** START Dataset excerpts **
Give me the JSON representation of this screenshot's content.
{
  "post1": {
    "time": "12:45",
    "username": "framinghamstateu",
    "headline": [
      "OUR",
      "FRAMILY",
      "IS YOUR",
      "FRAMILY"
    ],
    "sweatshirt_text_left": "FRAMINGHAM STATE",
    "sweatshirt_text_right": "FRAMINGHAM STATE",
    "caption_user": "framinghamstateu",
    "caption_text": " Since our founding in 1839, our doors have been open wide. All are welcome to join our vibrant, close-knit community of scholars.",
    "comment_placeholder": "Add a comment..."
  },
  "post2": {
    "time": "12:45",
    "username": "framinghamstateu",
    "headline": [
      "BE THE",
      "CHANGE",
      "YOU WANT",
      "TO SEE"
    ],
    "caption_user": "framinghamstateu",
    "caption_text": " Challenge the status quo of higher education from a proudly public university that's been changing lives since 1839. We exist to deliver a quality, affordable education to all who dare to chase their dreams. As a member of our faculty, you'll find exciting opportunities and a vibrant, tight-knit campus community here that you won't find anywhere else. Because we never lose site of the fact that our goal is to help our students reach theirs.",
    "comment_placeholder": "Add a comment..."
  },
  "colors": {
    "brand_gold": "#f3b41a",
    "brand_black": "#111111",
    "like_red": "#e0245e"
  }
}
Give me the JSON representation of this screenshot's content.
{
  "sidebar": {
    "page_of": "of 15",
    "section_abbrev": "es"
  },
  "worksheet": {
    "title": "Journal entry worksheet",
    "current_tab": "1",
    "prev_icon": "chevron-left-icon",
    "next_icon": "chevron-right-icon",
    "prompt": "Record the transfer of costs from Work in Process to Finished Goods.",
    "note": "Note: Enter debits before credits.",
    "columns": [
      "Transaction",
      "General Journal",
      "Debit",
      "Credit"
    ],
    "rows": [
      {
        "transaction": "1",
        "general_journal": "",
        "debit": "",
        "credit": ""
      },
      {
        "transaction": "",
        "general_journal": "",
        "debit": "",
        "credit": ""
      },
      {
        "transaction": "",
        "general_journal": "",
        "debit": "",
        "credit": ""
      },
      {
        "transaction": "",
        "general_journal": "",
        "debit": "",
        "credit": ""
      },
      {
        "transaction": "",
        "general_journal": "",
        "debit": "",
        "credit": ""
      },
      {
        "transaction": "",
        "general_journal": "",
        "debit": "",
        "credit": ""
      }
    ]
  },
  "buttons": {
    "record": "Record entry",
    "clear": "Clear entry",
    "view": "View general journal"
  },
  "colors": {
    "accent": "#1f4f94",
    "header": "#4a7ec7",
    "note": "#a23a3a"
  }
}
** END Dataset excerpts **
Reproduce all the records precisely.

> _Final result_:
Give me the JSON representation of this screenshot's content.
{
  "post1": {
    "time": "12:45",
    "username": "framinghamstateu",
    "headline": [
      "OUR",
      "FRAMILY",
      "IS YOUR",
      "FRAMILY"
    ],
    "sweatshirt_text_left": "FRAMINGHAM STATE",
    "sweatshirt_text_right": "FRAMINGHAM STATE",
    "caption_user": "framinghamstateu",
    "caption_text": " Since our founding in 1839, our doors have been open wide. All are welcome to join our vibrant, close-knit community of scholars.",
    "comment_placeholder": "Add a comment..."
  },
  "post2": {
    "time": "12:45",
    "username": "framinghamstateu",
    "headline": [
      "BE THE",
      "CHANGE",
      "YOU WANT",
      "TO SEE"
    ],
    "caption_user": "framinghamstateu",
    "caption_text": " Challenge the status quo of higher education from a proudly public university that's been changing lives since 1839. We exist to deliver a quality, affordable education to all who dare to chase their dreams. As a member of our faculty, you'll find exciting opportunities and a vibrant, tight-knit campus community here that you won't find anywhere else. Because we never lose site of the fact that our goal is to help our students reach theirs.",
    "comment_placeholder": "Add a comment..."
  },
  "colors": {
    "brand_gold": "#f3b41a",
    "brand_black": "#111111",
    "like_red": "#e0245e"
  }
}
Give me the JSON representation of this screenshot's content.
{
  "sidebar": {
    "page_of": "of 15",
    "section_abbrev": "es"
  },
  "worksheet": {
    "title": "Journal entry worksheet",
    "current_tab": "1",
    "prev_icon": "chevron-left-icon",
    "next_icon": "chevron-right-icon",
    "prompt": "Record the transfer of costs from Work in Process to Finished Goods.",
    "note": "Note: Enter debits before credits.",
    "columns": [
      "Transaction",
      "General Journal",
      "Debit",
      "Credit"
    ],
    "rows": [
      {
        "transaction": "1",
        "general_journal": "",
        "debit": "",
        "credit": ""
      },
      {
        "transaction": "",
        "general_journal": "",
        "debit": "",
        "credit": ""
      },
      {
        "transaction": "",
        "general_journal": "",
        "debit": "",
        "credit": ""
      },
      {
        "transaction": "",
        "general_journal": "",
        "debit": "",
        "credit": ""
      },
      {
        "transaction": "",
        "general_journal": "",
        "debit": "",
        "credit": ""
      },
      {
        "transaction": "",
        "general_journal": "",
        "debit": "",
        "credit": ""
      }
    ]
  },
  "buttons": {
    "record": "Record entry",
    "clear": "Clear entry",
    "view": "View general journal"
  },
  "colors": {
    "accent": "#1f4f94",
    "header": "#4a7ec7",
    "note": "#a23a3a"
  }
}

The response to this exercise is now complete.